### INSTRUCTIONS
(1) In the passage below on authentication with reqwest, what does it say bearer authentication is commonly used with?
(2) Continue the passage on authentication with reqwest from the point where it stops.

println!("Response: {}", response.text().await?);
Ok(())
}
For username-only authentication (password is None):
let response = client
.get("https://api.example.com/data")
.basic_auth("api_key", None)
.send()
.await?;
Bearer Token Authentication
Bearer authentication (commonly used with OAuth2 and API tokens) is handled by the .bearer_auth() method:
use reqwest;
use std::error::Error;
#[tokio::main]
async fn main() -> Result<(), Box<dyn Error>> {
let client = reqwest::Client::new();
let token = "eyJhbGciOiJIUzI1NiIsInR5cCI6IkpXVCJ9...";
let response = client
.get("https://api.github.com/user")
.bearer_auth(token)
.send()
.await?;
if response.status().is_success() {
let user_data: serde_json::Value = response.json().await?;
println!("User data: {:#}", user_data);
}
Ok(())
}
Custom Authentication Headers
For other authentication schemes, you can set custom headers:
use reqwest::header::{HeaderMap, HeaderValue, AUTHORIZATION};
#[tokio::main]
async fn main() -> Result<(), Box<dyn Error>> {
let client = reqwest::Client::new();
// Custom auth header
let response = client
.get("https://api.example.com/data")

### SUPPLIED ENTRIES
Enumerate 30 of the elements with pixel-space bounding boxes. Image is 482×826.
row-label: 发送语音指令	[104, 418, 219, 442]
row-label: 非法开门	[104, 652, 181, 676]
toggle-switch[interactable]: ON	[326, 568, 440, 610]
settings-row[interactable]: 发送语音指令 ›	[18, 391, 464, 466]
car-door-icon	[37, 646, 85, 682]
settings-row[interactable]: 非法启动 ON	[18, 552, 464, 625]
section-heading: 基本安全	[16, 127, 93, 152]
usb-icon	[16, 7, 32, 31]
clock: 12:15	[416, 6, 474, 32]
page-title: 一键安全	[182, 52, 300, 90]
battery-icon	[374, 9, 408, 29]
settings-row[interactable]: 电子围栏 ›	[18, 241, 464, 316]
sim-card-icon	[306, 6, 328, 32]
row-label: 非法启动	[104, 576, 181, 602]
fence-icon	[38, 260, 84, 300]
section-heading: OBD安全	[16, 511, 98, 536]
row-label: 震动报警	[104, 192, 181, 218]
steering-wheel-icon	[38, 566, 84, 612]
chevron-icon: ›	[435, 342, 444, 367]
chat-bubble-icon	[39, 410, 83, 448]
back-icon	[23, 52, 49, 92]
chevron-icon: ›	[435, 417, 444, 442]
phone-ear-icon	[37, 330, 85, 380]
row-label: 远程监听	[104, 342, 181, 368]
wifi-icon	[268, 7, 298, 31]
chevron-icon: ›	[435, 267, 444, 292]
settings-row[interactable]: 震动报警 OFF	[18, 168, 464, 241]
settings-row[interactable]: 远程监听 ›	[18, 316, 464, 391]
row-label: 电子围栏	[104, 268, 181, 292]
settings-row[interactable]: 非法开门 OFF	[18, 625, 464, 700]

### YOUR RESPONSES
(1) OAuth2 and API tokens.

(2)
.header(AUTHORIZATION, "Digest username=\"user\", realm=\"example\"")
.send()
.await?;
// Or using HeaderMap for multiple headers
let mut headers = HeaderMap::new();
headers.insert(AUTHORIZATION, HeaderValue::from_str("Custom token123")?);
headers.insert("X-API-Key", HeaderValue::from_str("your-api-key")?);
let response = client
.get("https://api.example.com/data")
.headers(headers)
.send()
.await?;
Ok(())
}
Client-Level Authentication
For APIs requiring authentication on every request, configure authentication at the client level:
use reqwest::{Client, header};
#[tokio::main]
async fn main() -> Result<(), Box<dyn Error>> {
let mut headers = header::HeaderMap::new();
headers.insert(
header::AUTHORIZATION,
header::HeaderValue::from_str("Bearer your-token-here")?
);
let client = Client::builder()
.default_headers(headers)
.build()?;
// All requests will include the auth header
let response1 = client.get("https://api.example.com/users").send().await?;
let response2 = client.get("https://api.example.com/posts").send().await?;
Ok(())
}
Best Practices for Secure Authentication
1. Use Environment Variables
use std::env;
#[tokio::main]
async fn main() -> Result<(), Box<dyn Error>> {
let username = env::var("API_USERNAME")
.expect("API_USERNAME environment variable not set");
let password = env::var("API_PASSWORD")
.expect("API_PASSWORD environment variable not set");
let client = reqwest::Client::new();
let response = client
.get("https://api.example.com/secure")
.basic_auth(username, Some(password))
.send()
.await?;
Ok(())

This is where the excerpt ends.